THE PROBLEM:
Copy, in full, each line of the material that holds the word "Pairs".

SUPPLIED RECORDS:
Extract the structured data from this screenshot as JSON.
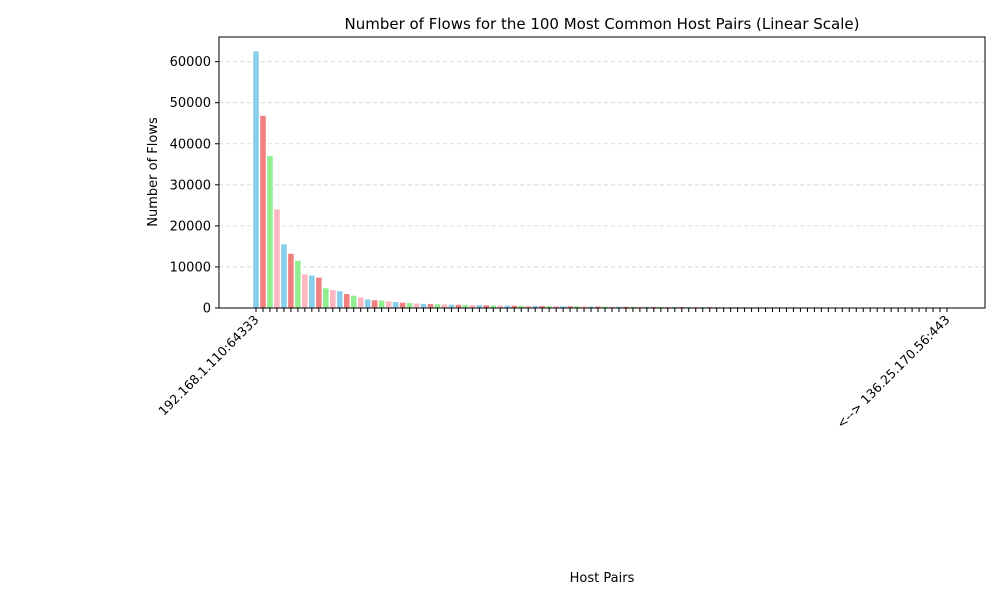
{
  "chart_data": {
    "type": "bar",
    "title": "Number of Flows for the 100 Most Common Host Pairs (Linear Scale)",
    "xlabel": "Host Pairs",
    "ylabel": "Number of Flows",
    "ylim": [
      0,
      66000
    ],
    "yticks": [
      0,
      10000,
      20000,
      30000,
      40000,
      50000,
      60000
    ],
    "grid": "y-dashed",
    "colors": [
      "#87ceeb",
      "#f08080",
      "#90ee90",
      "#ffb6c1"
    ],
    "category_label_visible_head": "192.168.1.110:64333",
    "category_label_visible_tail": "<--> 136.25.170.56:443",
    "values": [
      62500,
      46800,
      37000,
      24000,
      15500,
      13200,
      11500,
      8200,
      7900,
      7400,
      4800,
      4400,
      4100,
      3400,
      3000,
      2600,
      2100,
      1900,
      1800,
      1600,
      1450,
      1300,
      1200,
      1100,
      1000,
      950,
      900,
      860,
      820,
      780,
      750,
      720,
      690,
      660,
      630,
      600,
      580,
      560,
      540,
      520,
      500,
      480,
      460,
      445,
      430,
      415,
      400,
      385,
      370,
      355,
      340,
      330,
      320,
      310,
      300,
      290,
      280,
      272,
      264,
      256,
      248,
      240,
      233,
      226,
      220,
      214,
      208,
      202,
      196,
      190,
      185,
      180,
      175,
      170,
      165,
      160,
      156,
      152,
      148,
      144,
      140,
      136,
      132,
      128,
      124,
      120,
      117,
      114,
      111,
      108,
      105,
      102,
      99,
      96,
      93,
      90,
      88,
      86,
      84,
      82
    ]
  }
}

OUTPUT OF THE TASK:
    "title": "Number of Flows for the 100 Most Common Host Pairs (Linear Scale)",
    "xlabel": "Host Pairs",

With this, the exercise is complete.